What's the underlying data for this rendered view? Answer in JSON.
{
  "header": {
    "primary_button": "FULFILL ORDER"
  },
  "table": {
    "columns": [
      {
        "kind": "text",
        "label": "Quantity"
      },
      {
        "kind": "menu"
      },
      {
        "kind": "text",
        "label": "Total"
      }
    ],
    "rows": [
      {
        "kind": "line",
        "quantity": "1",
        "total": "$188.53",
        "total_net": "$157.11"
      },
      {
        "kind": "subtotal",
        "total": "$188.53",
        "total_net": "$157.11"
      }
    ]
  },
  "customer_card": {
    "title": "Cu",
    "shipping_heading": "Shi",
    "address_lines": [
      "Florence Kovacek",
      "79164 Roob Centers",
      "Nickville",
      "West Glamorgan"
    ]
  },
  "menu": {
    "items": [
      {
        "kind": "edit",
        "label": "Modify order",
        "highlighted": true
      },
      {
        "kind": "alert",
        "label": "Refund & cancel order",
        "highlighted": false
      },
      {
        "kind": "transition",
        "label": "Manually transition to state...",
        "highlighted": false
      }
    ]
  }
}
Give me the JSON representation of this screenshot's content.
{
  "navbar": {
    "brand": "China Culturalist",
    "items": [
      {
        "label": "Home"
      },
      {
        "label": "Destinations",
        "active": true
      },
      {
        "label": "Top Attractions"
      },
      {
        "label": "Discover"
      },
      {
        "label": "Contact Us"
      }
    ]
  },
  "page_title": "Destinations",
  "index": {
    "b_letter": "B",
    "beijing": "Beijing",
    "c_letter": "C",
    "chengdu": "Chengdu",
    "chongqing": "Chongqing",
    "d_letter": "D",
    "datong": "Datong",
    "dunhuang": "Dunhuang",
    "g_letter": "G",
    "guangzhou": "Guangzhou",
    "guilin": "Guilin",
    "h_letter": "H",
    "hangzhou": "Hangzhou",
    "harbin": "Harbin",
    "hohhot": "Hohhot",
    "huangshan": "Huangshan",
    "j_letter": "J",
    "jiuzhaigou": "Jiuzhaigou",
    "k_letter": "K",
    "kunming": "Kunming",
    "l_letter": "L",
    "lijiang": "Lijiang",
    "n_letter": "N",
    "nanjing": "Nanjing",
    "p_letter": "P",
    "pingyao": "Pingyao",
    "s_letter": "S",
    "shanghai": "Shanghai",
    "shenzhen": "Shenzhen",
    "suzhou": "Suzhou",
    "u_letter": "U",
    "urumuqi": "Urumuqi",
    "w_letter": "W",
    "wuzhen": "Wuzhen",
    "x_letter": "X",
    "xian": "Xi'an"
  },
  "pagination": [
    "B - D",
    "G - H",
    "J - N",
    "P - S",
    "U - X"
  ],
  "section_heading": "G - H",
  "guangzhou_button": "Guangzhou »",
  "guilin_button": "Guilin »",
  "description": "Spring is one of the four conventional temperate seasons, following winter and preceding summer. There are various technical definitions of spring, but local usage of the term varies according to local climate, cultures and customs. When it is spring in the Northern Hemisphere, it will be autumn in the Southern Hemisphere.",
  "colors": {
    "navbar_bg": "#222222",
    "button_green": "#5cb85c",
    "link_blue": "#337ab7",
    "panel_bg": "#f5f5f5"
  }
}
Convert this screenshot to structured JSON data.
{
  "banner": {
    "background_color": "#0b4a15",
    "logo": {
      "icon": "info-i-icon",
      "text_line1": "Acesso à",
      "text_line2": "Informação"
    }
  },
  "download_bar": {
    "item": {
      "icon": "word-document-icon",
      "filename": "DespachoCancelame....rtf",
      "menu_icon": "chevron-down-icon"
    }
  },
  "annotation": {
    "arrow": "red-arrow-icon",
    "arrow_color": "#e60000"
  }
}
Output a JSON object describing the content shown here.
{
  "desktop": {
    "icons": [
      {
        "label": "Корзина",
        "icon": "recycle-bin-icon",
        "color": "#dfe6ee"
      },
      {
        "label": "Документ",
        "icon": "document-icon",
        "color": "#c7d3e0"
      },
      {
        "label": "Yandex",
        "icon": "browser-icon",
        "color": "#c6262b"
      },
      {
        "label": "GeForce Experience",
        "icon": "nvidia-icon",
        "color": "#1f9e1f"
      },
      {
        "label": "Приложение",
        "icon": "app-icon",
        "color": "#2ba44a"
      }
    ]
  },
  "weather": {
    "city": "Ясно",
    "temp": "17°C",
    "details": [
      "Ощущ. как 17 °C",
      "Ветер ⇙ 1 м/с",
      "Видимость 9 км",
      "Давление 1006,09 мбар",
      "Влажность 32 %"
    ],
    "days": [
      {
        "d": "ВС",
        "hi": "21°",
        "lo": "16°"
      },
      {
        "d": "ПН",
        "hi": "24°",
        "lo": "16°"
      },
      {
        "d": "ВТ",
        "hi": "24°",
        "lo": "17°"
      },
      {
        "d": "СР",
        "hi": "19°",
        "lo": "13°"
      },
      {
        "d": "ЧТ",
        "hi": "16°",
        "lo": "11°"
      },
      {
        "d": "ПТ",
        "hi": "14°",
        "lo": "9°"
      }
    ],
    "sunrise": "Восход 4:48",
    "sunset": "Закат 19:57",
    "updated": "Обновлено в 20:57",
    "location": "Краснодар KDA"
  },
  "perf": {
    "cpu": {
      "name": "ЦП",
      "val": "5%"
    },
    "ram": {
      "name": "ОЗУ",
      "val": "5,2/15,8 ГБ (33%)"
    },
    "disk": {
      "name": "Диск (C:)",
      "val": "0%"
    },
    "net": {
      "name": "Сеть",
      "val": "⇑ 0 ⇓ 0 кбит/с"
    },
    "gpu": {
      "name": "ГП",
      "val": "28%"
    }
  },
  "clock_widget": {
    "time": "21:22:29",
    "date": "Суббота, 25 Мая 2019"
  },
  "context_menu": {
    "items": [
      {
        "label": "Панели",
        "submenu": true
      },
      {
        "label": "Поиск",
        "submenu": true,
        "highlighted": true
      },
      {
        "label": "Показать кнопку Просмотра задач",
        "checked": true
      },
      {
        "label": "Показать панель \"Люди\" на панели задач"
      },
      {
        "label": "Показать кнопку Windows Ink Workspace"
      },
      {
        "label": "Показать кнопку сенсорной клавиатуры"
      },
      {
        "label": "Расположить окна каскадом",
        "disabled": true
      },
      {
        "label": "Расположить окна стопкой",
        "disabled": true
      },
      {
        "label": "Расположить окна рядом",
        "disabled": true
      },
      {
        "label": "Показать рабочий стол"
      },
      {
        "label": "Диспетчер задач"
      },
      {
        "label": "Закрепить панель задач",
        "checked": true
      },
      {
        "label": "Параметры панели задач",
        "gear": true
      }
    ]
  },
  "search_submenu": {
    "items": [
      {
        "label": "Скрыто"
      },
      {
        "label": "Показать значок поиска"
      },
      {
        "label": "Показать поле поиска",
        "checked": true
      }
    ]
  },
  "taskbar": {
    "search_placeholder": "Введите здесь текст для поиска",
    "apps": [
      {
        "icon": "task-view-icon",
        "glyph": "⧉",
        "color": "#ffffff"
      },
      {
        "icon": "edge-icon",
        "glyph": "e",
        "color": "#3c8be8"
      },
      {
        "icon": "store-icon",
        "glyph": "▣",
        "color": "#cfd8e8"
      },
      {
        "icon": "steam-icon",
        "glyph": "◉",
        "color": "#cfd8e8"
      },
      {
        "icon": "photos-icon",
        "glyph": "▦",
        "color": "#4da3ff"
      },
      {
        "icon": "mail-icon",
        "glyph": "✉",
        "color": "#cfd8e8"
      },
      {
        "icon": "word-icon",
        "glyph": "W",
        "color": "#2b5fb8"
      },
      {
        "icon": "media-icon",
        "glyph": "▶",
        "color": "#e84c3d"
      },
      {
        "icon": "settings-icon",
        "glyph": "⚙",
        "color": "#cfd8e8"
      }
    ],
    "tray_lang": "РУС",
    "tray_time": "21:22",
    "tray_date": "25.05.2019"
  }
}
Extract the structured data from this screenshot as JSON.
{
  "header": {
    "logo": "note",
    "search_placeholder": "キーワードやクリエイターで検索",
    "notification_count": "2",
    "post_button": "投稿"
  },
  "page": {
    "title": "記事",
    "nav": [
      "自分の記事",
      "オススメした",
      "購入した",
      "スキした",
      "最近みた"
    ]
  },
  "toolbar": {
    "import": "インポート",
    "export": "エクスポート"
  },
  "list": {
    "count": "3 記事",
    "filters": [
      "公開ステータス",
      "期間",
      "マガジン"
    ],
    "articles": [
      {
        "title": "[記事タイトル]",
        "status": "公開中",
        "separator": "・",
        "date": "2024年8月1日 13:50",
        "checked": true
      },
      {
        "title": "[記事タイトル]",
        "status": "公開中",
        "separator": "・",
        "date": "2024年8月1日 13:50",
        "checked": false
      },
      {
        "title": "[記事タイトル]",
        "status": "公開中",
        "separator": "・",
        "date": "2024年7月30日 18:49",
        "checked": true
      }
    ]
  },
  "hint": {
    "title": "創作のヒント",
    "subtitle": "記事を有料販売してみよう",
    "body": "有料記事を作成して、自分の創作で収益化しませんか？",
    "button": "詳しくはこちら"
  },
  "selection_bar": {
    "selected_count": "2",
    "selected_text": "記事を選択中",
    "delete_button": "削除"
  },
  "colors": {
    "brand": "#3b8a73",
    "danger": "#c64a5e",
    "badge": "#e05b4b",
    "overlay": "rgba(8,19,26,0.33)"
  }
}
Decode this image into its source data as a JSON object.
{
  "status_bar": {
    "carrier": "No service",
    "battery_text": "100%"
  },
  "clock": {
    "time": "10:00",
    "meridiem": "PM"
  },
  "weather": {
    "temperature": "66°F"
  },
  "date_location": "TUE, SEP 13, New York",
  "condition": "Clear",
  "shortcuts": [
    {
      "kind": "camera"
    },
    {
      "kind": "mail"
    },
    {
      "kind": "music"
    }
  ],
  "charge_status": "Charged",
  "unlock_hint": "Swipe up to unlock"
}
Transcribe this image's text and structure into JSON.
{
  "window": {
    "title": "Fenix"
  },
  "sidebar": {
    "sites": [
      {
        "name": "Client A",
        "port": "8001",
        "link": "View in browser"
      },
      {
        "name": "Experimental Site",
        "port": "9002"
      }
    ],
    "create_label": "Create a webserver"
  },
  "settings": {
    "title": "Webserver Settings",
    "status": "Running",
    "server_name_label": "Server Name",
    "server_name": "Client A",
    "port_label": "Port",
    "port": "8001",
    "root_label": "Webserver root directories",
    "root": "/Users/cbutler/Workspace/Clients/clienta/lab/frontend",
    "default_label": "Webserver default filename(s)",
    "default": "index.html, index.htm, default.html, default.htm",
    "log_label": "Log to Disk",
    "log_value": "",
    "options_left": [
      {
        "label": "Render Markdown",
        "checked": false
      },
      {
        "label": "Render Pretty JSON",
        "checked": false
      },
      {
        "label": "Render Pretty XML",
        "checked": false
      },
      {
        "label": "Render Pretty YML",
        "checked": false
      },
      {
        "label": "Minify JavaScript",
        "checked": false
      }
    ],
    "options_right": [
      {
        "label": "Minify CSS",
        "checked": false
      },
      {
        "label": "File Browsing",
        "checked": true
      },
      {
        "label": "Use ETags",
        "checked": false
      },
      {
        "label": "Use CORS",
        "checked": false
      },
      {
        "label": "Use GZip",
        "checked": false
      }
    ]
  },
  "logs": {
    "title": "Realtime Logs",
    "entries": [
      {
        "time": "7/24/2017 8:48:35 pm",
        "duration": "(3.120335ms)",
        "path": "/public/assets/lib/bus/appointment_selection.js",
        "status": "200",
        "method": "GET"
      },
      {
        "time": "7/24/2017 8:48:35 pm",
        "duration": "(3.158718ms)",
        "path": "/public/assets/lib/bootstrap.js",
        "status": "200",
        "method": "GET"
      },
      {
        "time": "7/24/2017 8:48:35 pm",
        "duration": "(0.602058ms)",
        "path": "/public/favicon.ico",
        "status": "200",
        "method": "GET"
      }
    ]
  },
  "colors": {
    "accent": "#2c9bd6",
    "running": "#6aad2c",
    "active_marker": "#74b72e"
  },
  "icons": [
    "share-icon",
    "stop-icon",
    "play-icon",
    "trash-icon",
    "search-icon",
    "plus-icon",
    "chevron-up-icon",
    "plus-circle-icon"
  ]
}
------------------------------------
Work instructions — Reproduce each line holding the word "data".

Correct answer —
What's the underlying data for this rendered view? Answer in JSON.
Convert this screenshot to structured JSON data.
Extract the structured data from this screenshot as JSON.
Decode this image into its source data as a JSON object.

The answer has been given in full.